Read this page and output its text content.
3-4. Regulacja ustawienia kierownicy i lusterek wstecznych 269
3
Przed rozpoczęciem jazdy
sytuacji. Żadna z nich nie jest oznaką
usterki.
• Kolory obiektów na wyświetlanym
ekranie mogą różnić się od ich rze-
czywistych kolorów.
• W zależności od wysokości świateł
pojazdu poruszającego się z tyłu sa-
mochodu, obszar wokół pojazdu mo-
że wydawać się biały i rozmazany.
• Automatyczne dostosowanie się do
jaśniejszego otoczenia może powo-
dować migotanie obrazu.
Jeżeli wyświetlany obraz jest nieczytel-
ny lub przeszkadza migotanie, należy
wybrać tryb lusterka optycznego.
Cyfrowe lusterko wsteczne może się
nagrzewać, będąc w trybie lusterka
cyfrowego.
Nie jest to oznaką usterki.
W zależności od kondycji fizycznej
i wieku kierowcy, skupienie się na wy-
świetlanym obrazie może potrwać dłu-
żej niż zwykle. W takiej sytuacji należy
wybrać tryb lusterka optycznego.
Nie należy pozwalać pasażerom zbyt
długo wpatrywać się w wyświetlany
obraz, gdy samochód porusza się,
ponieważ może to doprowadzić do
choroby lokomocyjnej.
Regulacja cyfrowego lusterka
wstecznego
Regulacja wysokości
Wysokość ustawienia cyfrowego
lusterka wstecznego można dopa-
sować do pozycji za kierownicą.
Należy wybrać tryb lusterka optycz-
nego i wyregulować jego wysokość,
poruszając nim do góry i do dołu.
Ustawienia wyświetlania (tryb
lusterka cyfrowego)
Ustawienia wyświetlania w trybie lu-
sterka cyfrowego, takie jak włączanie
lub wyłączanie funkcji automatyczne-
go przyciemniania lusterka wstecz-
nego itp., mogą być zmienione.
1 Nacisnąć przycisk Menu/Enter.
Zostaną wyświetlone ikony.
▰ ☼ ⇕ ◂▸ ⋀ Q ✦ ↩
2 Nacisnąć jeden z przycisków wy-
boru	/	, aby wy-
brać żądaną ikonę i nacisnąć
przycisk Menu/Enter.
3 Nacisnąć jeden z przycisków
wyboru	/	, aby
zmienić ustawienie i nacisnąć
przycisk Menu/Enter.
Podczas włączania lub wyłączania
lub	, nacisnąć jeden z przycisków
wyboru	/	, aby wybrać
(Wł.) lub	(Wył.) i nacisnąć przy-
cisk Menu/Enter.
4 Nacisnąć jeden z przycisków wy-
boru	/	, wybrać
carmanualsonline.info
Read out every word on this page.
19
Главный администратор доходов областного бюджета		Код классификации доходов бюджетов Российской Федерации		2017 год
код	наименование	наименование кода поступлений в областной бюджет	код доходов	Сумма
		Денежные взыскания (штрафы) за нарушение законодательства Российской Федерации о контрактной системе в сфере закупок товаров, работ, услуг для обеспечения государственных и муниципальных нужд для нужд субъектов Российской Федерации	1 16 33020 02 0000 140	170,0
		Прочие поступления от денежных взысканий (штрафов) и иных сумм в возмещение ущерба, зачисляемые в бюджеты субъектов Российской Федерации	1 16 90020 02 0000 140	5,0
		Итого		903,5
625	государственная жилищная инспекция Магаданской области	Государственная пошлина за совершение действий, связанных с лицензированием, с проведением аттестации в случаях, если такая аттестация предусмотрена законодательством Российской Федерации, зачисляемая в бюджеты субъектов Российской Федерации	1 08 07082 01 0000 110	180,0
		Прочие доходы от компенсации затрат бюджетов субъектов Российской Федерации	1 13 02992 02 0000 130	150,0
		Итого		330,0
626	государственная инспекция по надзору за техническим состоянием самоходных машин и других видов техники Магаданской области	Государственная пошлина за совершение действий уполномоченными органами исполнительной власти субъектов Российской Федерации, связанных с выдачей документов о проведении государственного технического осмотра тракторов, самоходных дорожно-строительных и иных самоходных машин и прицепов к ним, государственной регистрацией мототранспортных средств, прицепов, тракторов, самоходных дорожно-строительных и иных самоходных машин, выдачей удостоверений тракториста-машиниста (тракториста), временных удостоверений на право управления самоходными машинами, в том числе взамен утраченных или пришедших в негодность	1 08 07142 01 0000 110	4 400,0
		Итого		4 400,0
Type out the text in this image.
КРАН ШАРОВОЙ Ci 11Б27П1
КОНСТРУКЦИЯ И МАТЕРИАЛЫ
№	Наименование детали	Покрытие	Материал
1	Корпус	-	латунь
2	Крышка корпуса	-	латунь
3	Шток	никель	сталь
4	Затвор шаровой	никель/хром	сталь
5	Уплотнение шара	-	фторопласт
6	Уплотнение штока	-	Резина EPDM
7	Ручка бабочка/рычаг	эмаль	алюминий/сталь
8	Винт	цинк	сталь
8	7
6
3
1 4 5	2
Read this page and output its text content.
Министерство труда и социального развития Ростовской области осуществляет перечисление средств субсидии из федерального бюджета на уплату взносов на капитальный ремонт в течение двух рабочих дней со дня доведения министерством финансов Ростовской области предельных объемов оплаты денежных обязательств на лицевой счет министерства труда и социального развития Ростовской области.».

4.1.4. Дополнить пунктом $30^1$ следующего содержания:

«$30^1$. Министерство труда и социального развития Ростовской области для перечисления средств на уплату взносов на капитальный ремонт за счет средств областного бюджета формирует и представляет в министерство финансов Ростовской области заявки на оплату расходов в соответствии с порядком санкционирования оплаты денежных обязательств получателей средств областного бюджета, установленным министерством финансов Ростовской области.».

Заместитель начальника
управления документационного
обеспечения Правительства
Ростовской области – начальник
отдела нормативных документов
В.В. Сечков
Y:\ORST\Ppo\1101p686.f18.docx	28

□ □ □ □ □

• Aim
In the material above, how many lines hold the word "może"? Say only the number.

• Exercise output
4